Dataset records:
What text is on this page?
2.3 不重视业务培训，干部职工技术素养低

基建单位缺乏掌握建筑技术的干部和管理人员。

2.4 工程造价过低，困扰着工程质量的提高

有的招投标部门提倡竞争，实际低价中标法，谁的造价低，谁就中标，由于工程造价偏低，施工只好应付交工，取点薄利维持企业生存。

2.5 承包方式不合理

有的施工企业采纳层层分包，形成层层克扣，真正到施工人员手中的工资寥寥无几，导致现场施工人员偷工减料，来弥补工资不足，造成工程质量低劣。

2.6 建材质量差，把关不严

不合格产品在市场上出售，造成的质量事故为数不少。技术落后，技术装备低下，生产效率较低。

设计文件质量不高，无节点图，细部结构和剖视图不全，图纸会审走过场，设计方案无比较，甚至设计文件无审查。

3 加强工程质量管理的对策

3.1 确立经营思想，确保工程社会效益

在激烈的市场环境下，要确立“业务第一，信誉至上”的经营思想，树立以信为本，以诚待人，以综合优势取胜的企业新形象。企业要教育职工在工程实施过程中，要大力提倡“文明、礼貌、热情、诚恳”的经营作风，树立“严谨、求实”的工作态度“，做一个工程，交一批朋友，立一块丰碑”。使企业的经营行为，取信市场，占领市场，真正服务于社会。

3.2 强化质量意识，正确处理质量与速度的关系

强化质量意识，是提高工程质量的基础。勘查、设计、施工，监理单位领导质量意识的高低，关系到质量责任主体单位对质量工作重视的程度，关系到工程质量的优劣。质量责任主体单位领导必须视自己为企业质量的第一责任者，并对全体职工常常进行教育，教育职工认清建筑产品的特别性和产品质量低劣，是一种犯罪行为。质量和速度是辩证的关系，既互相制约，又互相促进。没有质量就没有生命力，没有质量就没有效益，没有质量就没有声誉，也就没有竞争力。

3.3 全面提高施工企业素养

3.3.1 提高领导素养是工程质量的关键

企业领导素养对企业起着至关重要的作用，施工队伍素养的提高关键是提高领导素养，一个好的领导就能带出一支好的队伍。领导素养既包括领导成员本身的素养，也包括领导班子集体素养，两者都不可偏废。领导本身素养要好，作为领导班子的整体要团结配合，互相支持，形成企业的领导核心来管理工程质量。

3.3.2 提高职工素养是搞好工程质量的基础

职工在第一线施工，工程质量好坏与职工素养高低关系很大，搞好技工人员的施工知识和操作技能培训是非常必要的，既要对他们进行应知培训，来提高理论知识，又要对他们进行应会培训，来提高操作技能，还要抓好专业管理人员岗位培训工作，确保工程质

* Task requirements
Write out all the data again, exactly as it appears.

* Response
What text is on this page?
2.3 不重视业务培训，干部职工技术素养低

基建单位缺乏掌握建筑技术的干部和管理人员。

2.4 工程造价过低，困扰着工程质量的提高

有的招投标部门提倡竞争，实际低价中标法，谁的造价低，谁就中标，由于工程造价偏低，施工只好应付交工，取点薄利维持企业生存。

2.5 承包方式不合理

有的施工企业采纳层层分包，形成层层克扣，真正到施工人员手中的工资寥寥无几，导致现场施工人员偷工减料，来弥补工资不足，造成工程质量低劣。

2.6 建材质量差，把关不严

不合格产品在市场上出售，造成的质量事故为数不少。技术落后，技术装备低下，生产效率较低。

设计文件质量不高，无节点图，细部结构和剖视图不全，图纸会审走过场，设计方案无比较，甚至设计文件无审查。

3 加强工程质量管理的对策

3.1 确立经营思想，确保工程社会效益

在激烈的市场环境下，要确立“业务第一，信誉至上”的经营思想，树立以信为本，以诚待人，以综合优势取胜的企业新形象。企业要教育职工在工程实施过程中，要大力提倡“文明、礼貌、热情、诚恳”的经营作风，树立“严谨、求实”的工作态度“，做一个工程，交一批朋友，立一块丰碑”。使企业的经营行为，取信市场，占领市场，真正服务于社会。

3.2 强化质量意识，正确处理质量与速度的关系

强化质量意识，是提高工程质量的基础。勘查、设计、施工，监理单位领导质量意识的高低，关系到质量责任主体单位对质量工作重视的程度，关系到工程质量的优劣。质量责任主体单位领导必须视自己为企业质量的第一责任者，并对全体职工常常进行教育，教育职工认清建筑产品的特别性和产品质量低劣，是一种犯罪行为。质量和速度是辩证的关系，既互相制约，又互相促进。没有质量就没有生命力，没有质量就没有效益，没有质量就没有声誉，也就没有竞争力。

3.3 全面提高施工企业素养

3.3.1 提高领导素养是工程质量的关键

企业领导素养对企业起着至关重要的作用，施工队伍素养的提高关键是提高领导素养，一个好的领导就能带出一支好的队伍。领导素养既包括领导成员本身的素养，也包括领导班子集体素养，两者都不可偏废。领导本身素养要好，作为领导班子的整体要团结配合，互相支持，形成企业的领导核心来管理工程质量。

3.3.2 提高职工素养是搞好工程质量的基础

职工在第一线施工，工程质量好坏与职工素养高低关系很大，搞好技工人员的施工知识和操作技能培训是非常必要的，既要对他们进行应知培训，来提高理论知识，又要对他们进行应会培训，来提高操作技能，还要抓好专业管理人员岗位培训工作，确保工程质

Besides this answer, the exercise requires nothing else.